### JOB
Do not copy the pictures; transcribe all other material exactly.

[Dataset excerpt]
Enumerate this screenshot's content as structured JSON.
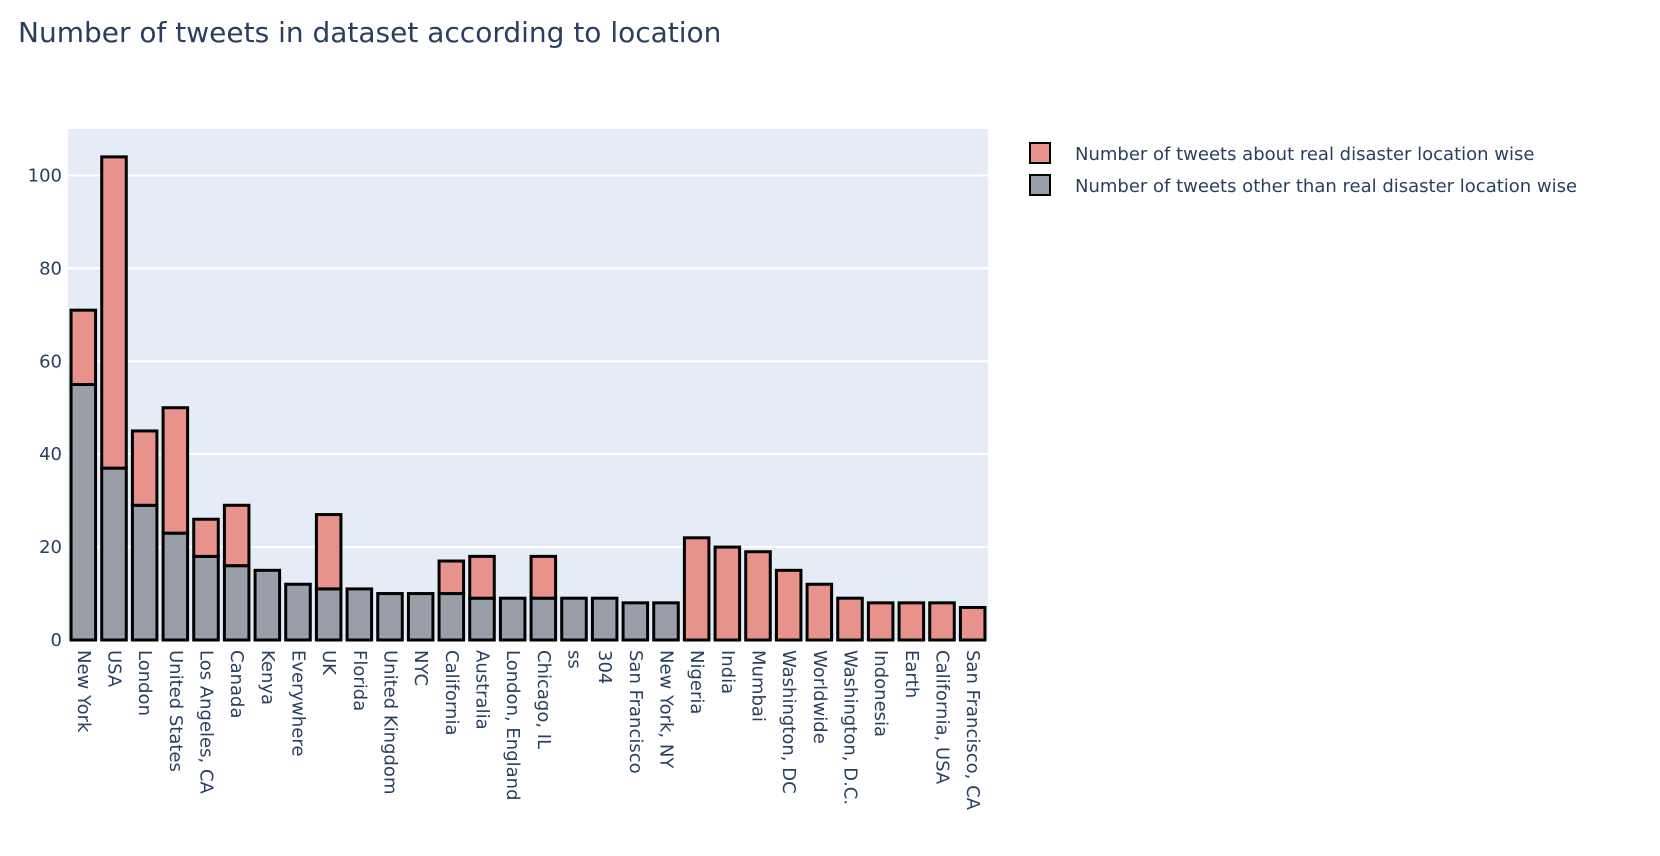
{
  "chart_data": {
    "type": "bar",
    "barmode": "stack",
    "title": "Number of tweets in dataset according to location",
    "xlabel": "",
    "ylabel": "",
    "ylim": [
      0,
      110
    ],
    "yticks": [
      0,
      20,
      40,
      60,
      80,
      100
    ],
    "grid": true,
    "legend_position": "top-right",
    "categories": [
      "New York",
      "USA",
      "London",
      "United States",
      "Los Angeles, CA",
      "Canada",
      "Kenya",
      "Everywhere",
      "UK",
      "Florida",
      "United Kingdom",
      "NYC",
      "California",
      "Australia",
      "London, England",
      "Chicago, IL",
      "ss",
      "304",
      "San Francisco",
      "New York, NY",
      "Nigeria",
      "India",
      "Mumbai",
      "Washington, DC",
      "Worldwide",
      "Washington, D.C.",
      "Indonesia",
      "Earth",
      "California, USA",
      "San Francisco, CA"
    ],
    "series": [
      {
        "name": "Number of tweets about real disaster location wise",
        "color": "#e8928c",
        "values": [
          16,
          67,
          16,
          27,
          8,
          13,
          0,
          0,
          16,
          0,
          0,
          0,
          7,
          9,
          0,
          9,
          0,
          0,
          0,
          0,
          22,
          20,
          19,
          15,
          12,
          9,
          8,
          8,
          8,
          7
        ]
      },
      {
        "name": "Number of tweets other than real disaster location wise",
        "color": "#9a9ea8",
        "values": [
          55,
          37,
          29,
          23,
          18,
          16,
          15,
          12,
          11,
          11,
          10,
          10,
          10,
          9,
          9,
          9,
          9,
          9,
          8,
          8,
          0,
          0,
          0,
          0,
          0,
          0,
          0,
          0,
          0,
          0
        ]
      }
    ]
  }
}
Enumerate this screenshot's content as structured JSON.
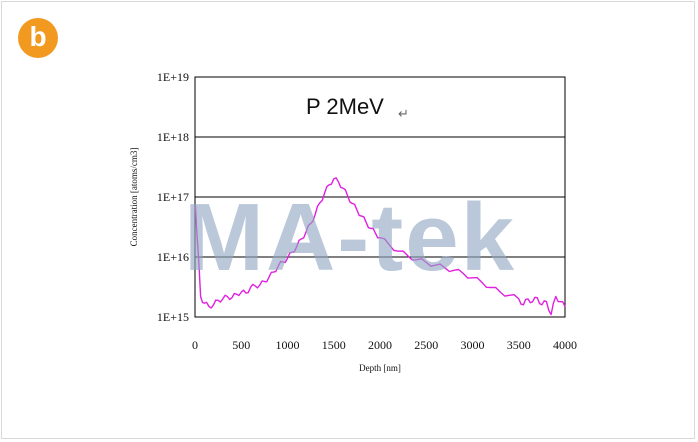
{
  "badge": {
    "label": "b"
  },
  "watermark": {
    "text": "MA-tek",
    "color": "#8fa6c1"
  },
  "chart_data": {
    "type": "line",
    "title": "P 2MeV",
    "title_mark": "↵",
    "xlabel": "Depth [nm]",
    "ylabel": "Concentration [atoms/cm3]",
    "xlim": [
      0,
      4000
    ],
    "ylim": [
      1000000000000000.0,
      1e+19
    ],
    "yscale": "log",
    "x_ticks": [
      "0",
      "500",
      "1000",
      "1500",
      "2000",
      "2500",
      "3000",
      "3500",
      "4000"
    ],
    "y_ticks": [
      "1E+15",
      "1E+16",
      "1E+17",
      "1E+18",
      "1E+19"
    ],
    "grid": "horizontal",
    "line_color": "#e020e0",
    "series": [
      {
        "x": [
          5,
          30,
          60,
          100,
          150,
          200,
          250,
          300,
          350,
          400,
          450,
          500,
          550,
          600,
          650,
          700,
          750,
          800,
          850,
          900,
          950,
          1000,
          1050,
          1100,
          1150,
          1200,
          1250,
          1300,
          1350,
          1400,
          1450,
          1500,
          1550,
          1600,
          1650,
          1700,
          1750,
          1800,
          1850,
          1900,
          1950,
          2000,
          2100,
          2200,
          2300,
          2400,
          2500,
          2600,
          2700,
          2800,
          2900,
          3000,
          3100,
          3200,
          3300,
          3400,
          3500,
          3550,
          3600,
          3650,
          3700,
          3750,
          3800,
          3850,
          3900,
          3950,
          4000
        ],
        "y": [
          7e+16,
          1.5e+16,
          2200000000000000.0,
          1700000000000000.0,
          1500000000000000.0,
          1600000000000000.0,
          1900000000000000.0,
          2000000000000000.0,
          2200000000000000.0,
          2100000000000000.0,
          2400000000000000.0,
          2600000000000000.0,
          2500000000000000.0,
          3100000000000000.0,
          3300000000000000.0,
          3400000000000000.0,
          3900000000000000.0,
          4600000000000000.0,
          5600000000000000.0,
          7100000000000000.0,
          8300000000000000.0,
          9500000000000000.0,
          1.2e+16,
          1.5e+16,
          2e+16,
          2.6e+16,
          3.6e+16,
          5.2e+16,
          8e+16,
          1.15e+17,
          1.6e+17,
          2e+17,
          1.8e+17,
          1.4e+17,
          1.05e+17,
          7.8e+16,
          6.1e+16,
          4.8e+16,
          3.8e+16,
          3e+16,
          2.5e+16,
          2.1e+16,
          1.6e+16,
          1.25e+16,
          1.05e+16,
          9000000000000000.0,
          8100000000000000.0,
          7300000000000000.0,
          6600000000000000.0,
          6000000000000000.0,
          5300000000000000.0,
          4500000000000000.0,
          3800000000000000.0,
          3100000000000000.0,
          2600000000000000.0,
          2300000000000000.0,
          2000000000000000.0,
          1600000000000000.0,
          2000000000000000.0,
          1800000000000000.0,
          2100000000000000.0,
          1600000000000000.0,
          1800000000000000.0,
          1100000000000000.0,
          2200000000000000.0,
          1800000000000000.0,
          1500000000000000.0
        ]
      }
    ]
  }
}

### ANSWER
Enumerate this screenshot's content as structured JSON.
{
  "chart_data": {
    "type": "bar",
    "barmode": "stack",
    "title": "Number of tweets in dataset according to location",
    "xlabel": "",
    "ylabel": "",
    "ylim": [
      0,
      110
    ],
    "yticks": [
      0,
      20,
      40,
      60,
      80,
      100
    ],
    "grid": true,
    "legend_position": "top-right",
    "categories": [
      "New York",
      "USA",
      "London",
      "United States",
      "Los Angeles, CA",
      "Canada",
      "Kenya",
      "Everywhere",
      "UK",
      "Florida",
      "United Kingdom",
      "NYC",
      "California",
      "Australia",
      "London, England",
      "Chicago, IL",
      "ss",
      "304",
      "San Francisco",
      "New York, NY",
      "Nigeria",
      "India",
      "Mumbai",
      "Washington, DC",
      "Worldwide",
      "Washington, D.C.",
      "Indonesia",
      "Earth",
      "California, USA",
      "San Francisco, CA"
    ],
    "series": [
      {
        "name": "Number of tweets about real disaster location wise",
        "color": "#e8928c",
        "values": [
          16,
          67,
          16,
          27,
          8,
          13,
          0,
          0,
          16,
          0,
          0,
          0,
          7,
          9,
          0,
          9,
          0,
          0,
          0,
          0,
          22,
          20,
          19,
          15,
          12,
          9,
          8,
          8,
          8,
          7
        ]
      },
      {
        "name": "Number of tweets other than real disaster location wise",
        "color": "#9a9ea8",
        "values": [
          55,
          37,
          29,
          23,
          18,
          16,
          15,
          12,
          11,
          11,
          10,
          10,
          10,
          9,
          9,
          9,
          9,
          9,
          8,
          8,
          0,
          0,
          0,
          0,
          0,
          0,
          0,
          0,
          0,
          0
        ]
      }
    ]
  }
}
Enumerate this screenshot's content as structured JSON.
{
  "badge": {
    "label": "b"
  },
  "watermark": {
    "text": "MA-tek",
    "color": "#8fa6c1"
  },
  "chart_data": {
    "type": "line",
    "title": "P 2MeV",
    "title_mark": "↵",
    "xlabel": "Depth [nm]",
    "ylabel": "Concentration [atoms/cm3]",
    "xlim": [
      0,
      4000
    ],
    "ylim": [
      1000000000000000.0,
      1e+19
    ],
    "yscale": "log",
    "x_ticks": [
      "0",
      "500",
      "1000",
      "1500",
      "2000",
      "2500",
      "3000",
      "3500",
      "4000"
    ],
    "y_ticks": [
      "1E+15",
      "1E+16",
      "1E+17",
      "1E+18",
      "1E+19"
    ],
    "grid": "horizontal",
    "line_color": "#e020e0",
    "series": [
      {
        "x": [
          5,
          30,
          60,
          100,
          150,
          200,
          250,
          300,
          350,
          400,
          450,
          500,
          550,
          600,
          650,
          700,
          750,
          800,
          850,
          900,
          950,
          1000,
          1050,
          1100,
          1150,
          1200,
          1250,
          1300,
          1350,
          1400,
          1450,
          1500,
          1550,
          1600,
          1650,
          1700,
          1750,
          1800,
          1850,
          1900,
          1950,
          2000,
          2100,
          2200,
          2300,
          2400,
          2500,
          2600,
          2700,
          2800,
          2900,
          3000,
          3100,
          3200,
          3300,
          3400,
          3500,
          3550,
          3600,
          3650,
          3700,
          3750,
          3800,
          3850,
          3900,
          3950,
          4000
        ],
        "y": [
          7e+16,
          1.5e+16,
          2200000000000000.0,
          1700000000000000.0,
          1500000000000000.0,
          1600000000000000.0,
          1900000000000000.0,
          2000000000000000.0,
          2200000000000000.0,
          2100000000000000.0,
          2400000000000000.0,
          2600000000000000.0,
          2500000000000000.0,
          3100000000000000.0,
          3300000000000000.0,
          3400000000000000.0,
          3900000000000000.0,
          4600000000000000.0,
          5600000000000000.0,
          7100000000000000.0,
          8300000000000000.0,
          9500000000000000.0,
          1.2e+16,
          1.5e+16,
          2e+16,
          2.6e+16,
          3.6e+16,
          5.2e+16,
          8e+16,
          1.15e+17,
          1.6e+17,
          2e+17,
          1.8e+17,
          1.4e+17,
          1.05e+17,
          7.8e+16,
          6.1e+16,
          4.8e+16,
          3.8e+16,
          3e+16,
          2.5e+16,
          2.1e+16,
          1.6e+16,
          1.25e+16,
          1.05e+16,
          9000000000000000.0,
          8100000000000000.0,
          7300000000000000.0,
          6600000000000000.0,
          6000000000000000.0,
          5300000000000000.0,
          4500000000000000.0,
          3800000000000000.0,
          3100000000000000.0,
          2600000000000000.0,
          2300000000000000.0,
          2000000000000000.0,
          1600000000000000.0,
          2000000000000000.0,
          1800000000000000.0,
          2100000000000000.0,
          1600000000000000.0,
          1800000000000000.0,
          1100000000000000.0,
          2200000000000000.0,
          1800000000000000.0,
          1500000000000000.0
        ]
      }
    ]
  }
}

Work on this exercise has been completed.